Assignment: This exercise calls for all the entries that follow to be set down exactly, without their images.

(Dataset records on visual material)
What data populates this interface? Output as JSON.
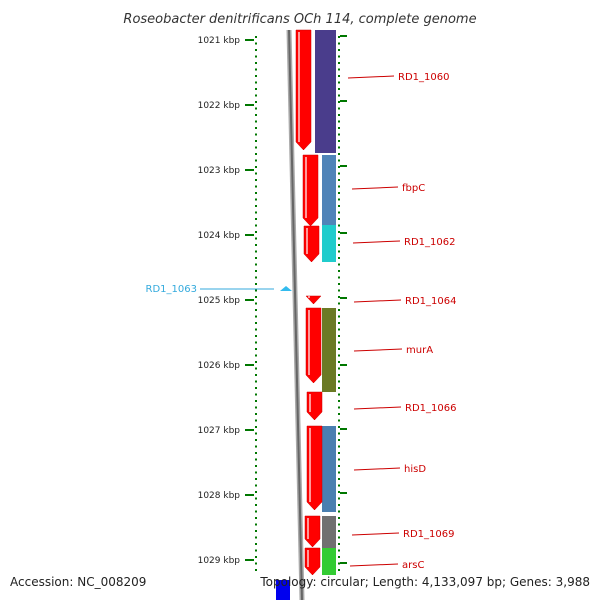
{
  "title": "Roseobacter denitrificans OCh 114, complete genome",
  "accession": "Accession: NC_008209",
  "topology": "Topology: circular; Length: 4,133,097 bp; Genes: 3,988",
  "scale_labels": [
    "1021 kbp",
    "1022 kbp",
    "1023 kbp",
    "1024 kbp",
    "1025 kbp",
    "1026 kbp",
    "1027 kbp",
    "1028 kbp",
    "1029 kbp"
  ],
  "colors": {
    "tick": "#007700",
    "gene_label": "#cc0000",
    "highlight_label": "#33aadd",
    "strand": "#ff0000",
    "backbone": "#777777"
  },
  "gene_labels": [
    "RD1_1060",
    "fbpC",
    "RD1_1062",
    "RD1_1064",
    "murA",
    "RD1_1066",
    "hisD",
    "RD1_1069",
    "arsC"
  ],
  "highlight_label": "RD1_1063",
  "cog_colors": [
    "#4a3d8c",
    "#4f84b8",
    "#20cccc",
    "#6b7a25",
    "#4a7fb0",
    "#707070",
    "#33cc33"
  ]
}
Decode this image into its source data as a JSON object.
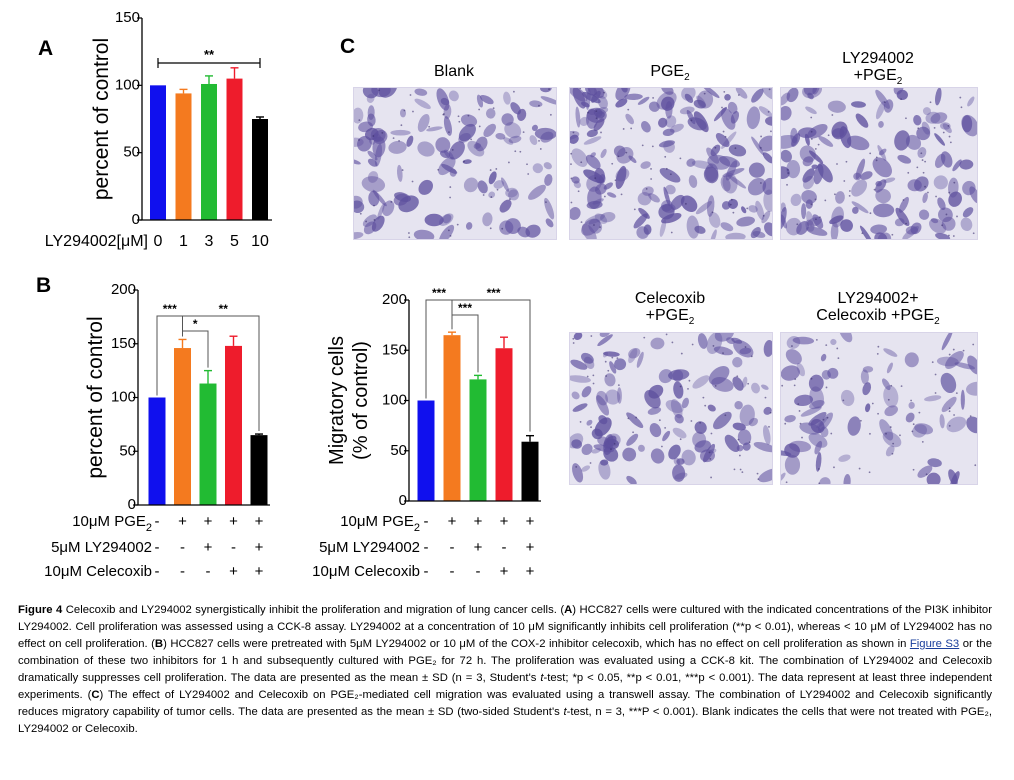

Solution:
What data populates this interface? Output as JSON.
{
  "title": "Roseobacter denitrificans OCh 114, complete genome",
  "accession": "Accession: NC_008209",
  "topology": "Topology: circular; Length: 4,133,097 bp; Genes: 3,988",
  "scale_labels": [
    "1021 kbp",
    "1022 kbp",
    "1023 kbp",
    "1024 kbp",
    "1025 kbp",
    "1026 kbp",
    "1027 kbp",
    "1028 kbp",
    "1029 kbp"
  ],
  "colors": {
    "tick": "#007700",
    "gene_label": "#cc0000",
    "highlight_label": "#33aadd",
    "strand": "#ff0000",
    "backbone": "#777777"
  },
  "gene_labels": [
    "RD1_1060",
    "fbpC",
    "RD1_1062",
    "RD1_1064",
    "murA",
    "RD1_1066",
    "hisD",
    "RD1_1069",
    "arsC"
  ],
  "highlight_label": "RD1_1063",
  "cog_colors": [
    "#4a3d8c",
    "#4f84b8",
    "#20cccc",
    "#6b7a25",
    "#4a7fb0",
    "#707070",
    "#33cc33"
  ]
}
Decode this image into its source data as a JSON object.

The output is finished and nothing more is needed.